=== PROBLEM STATEMENT ===
Where a line in the listing below contains the word "Byte", copy that line.

Dataset records:

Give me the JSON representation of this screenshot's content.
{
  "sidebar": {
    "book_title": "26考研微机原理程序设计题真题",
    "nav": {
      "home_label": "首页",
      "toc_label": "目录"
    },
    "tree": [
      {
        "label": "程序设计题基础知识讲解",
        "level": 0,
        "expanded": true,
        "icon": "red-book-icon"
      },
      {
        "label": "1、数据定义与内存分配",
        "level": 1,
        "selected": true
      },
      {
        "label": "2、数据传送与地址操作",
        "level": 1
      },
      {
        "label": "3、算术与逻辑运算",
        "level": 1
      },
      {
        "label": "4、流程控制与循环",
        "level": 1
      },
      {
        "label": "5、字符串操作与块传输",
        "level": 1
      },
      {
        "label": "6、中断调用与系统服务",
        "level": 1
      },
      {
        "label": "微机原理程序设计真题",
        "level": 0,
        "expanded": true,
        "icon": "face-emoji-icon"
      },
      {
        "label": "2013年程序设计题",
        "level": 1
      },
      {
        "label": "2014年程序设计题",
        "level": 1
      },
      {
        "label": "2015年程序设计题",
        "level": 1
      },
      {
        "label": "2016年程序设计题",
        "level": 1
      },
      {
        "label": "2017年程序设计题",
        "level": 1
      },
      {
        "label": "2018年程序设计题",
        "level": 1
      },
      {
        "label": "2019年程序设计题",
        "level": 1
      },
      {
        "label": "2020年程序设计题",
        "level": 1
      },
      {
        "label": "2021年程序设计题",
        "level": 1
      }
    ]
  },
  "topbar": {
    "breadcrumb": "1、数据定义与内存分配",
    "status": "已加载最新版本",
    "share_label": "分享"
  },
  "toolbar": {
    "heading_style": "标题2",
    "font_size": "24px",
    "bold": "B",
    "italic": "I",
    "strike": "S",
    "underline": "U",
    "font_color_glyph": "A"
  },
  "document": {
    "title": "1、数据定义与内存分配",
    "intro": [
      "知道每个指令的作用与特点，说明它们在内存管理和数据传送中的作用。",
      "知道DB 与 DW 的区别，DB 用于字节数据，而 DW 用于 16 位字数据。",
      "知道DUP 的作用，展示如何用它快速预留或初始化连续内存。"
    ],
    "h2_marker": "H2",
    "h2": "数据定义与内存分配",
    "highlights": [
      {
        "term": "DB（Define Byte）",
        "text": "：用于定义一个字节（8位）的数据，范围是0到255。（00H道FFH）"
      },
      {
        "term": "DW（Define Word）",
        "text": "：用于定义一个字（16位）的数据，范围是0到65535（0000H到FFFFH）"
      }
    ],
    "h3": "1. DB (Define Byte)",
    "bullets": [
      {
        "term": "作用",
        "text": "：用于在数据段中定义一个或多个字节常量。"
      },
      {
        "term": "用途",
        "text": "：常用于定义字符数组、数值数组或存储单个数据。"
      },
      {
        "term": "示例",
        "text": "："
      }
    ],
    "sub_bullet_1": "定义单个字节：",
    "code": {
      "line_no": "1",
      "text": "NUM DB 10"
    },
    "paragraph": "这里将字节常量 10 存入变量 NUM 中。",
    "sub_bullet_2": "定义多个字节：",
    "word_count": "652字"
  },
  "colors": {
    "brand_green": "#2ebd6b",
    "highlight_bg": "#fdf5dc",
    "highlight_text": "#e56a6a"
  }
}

=== SOLUTION ===
        "term": "DB（Define Byte）",
    "h3": "1. DB (Define Byte)",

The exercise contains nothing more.